• _The exercise_:
Look through the records below and collect all lines that hold the string "Nancy".
### Raw data
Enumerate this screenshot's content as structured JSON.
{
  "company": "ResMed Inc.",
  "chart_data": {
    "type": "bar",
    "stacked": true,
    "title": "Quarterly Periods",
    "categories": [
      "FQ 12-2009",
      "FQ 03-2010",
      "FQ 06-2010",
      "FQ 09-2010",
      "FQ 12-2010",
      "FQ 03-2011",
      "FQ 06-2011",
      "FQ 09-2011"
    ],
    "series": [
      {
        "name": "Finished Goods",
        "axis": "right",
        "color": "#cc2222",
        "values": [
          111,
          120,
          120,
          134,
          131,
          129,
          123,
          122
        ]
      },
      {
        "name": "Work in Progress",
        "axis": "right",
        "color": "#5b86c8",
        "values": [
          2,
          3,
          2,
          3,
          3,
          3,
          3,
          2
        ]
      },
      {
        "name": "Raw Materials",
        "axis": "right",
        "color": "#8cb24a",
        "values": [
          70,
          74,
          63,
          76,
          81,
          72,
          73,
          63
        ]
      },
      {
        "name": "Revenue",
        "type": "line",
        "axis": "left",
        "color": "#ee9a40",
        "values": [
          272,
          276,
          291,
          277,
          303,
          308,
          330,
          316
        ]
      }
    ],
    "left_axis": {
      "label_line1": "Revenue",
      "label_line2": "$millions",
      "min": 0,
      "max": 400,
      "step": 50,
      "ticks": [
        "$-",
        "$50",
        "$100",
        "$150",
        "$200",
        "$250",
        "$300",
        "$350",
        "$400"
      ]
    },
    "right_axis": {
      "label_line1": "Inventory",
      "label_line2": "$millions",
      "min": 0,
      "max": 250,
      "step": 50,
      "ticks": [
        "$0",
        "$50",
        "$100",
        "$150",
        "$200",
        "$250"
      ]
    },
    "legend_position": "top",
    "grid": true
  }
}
######
### Raw data
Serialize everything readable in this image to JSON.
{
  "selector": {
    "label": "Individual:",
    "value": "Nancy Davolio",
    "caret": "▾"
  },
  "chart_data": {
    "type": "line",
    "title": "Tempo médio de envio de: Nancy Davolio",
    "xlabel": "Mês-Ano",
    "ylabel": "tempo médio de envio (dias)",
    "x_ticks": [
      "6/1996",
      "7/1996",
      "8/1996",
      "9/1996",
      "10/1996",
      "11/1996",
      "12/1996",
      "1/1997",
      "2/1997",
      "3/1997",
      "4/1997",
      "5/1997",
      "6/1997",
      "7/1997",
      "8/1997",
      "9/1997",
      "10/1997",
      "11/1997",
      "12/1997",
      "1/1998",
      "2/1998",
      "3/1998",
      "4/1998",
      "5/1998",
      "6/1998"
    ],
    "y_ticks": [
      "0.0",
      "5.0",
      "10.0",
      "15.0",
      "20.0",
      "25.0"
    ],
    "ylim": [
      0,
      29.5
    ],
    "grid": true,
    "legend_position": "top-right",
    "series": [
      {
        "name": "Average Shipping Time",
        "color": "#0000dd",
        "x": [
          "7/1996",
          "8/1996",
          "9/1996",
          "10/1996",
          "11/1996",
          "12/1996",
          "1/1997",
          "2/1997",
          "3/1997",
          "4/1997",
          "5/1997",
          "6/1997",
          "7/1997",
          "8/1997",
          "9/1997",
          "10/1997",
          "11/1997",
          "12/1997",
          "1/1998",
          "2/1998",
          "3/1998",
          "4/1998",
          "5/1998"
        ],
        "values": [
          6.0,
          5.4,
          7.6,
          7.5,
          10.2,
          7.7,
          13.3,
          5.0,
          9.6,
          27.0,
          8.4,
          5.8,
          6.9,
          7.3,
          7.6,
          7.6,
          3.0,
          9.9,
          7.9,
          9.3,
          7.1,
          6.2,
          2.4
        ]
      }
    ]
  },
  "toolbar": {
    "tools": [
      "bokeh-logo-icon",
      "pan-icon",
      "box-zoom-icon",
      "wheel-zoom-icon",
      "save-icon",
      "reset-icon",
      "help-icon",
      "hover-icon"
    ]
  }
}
######
• _Result of this task_:
    "value": "Nancy Davolio",
    "title": "Tempo médio de envio de: Nancy Davolio",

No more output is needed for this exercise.